*** THE DATA ***

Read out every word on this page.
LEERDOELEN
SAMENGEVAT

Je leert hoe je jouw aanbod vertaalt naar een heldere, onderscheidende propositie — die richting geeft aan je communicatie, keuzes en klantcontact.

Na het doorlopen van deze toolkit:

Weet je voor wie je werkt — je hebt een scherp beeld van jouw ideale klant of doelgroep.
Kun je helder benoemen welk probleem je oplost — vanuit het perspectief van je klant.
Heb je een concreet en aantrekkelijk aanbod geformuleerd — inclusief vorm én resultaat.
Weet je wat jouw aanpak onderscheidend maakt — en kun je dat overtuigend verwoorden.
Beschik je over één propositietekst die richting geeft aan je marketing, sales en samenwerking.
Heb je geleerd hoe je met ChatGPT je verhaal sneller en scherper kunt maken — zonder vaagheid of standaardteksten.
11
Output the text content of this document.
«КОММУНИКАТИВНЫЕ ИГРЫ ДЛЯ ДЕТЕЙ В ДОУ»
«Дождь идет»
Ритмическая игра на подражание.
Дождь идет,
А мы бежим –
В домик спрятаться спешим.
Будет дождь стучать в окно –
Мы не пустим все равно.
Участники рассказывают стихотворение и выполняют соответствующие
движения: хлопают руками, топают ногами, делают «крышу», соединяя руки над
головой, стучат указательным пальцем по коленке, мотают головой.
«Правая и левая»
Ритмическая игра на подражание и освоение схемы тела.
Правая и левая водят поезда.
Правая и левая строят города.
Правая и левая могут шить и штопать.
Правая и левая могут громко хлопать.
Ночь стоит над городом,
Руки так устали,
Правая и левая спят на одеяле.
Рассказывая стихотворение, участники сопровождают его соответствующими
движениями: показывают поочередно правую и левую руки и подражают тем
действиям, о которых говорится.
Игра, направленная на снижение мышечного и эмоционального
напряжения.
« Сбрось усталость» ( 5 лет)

***

Retype exactly the lines from the one containing "Output the text content of this document." through the last line of the records above, including both.

Output the text content of this document.
«КОММУНИКАТИВНЫЕ ИГРЫ ДЛЯ ДЕТЕЙ В ДОУ»
«Дождь идет»
Ритмическая игра на подражание.
Дождь идет,
А мы бежим –
В домик спрятаться спешим.
Будет дождь стучать в окно –
Мы не пустим все равно.
Участники рассказывают стихотворение и выполняют соответствующие
движения: хлопают руками, топают ногами, делают «крышу», соединяя руки над
головой, стучат указательным пальцем по коленке, мотают головой.
«Правая и левая»
Ритмическая игра на подражание и освоение схемы тела.
Правая и левая водят поезда.
Правая и левая строят города.
Правая и левая могут шить и штопать.
Правая и левая могут громко хлопать.
Ночь стоит над городом,
Руки так устали,
Правая и левая спят на одеяле.
Рассказывая стихотворение, участники сопровождают его соответствующими
движениями: показывают поочередно правую и левую руки и подражают тем
действиям, о которых говорится.
Игра, направленная на снижение мышечного и эмоционального
напряжения.
« Сбрось усталость» ( 5 лет)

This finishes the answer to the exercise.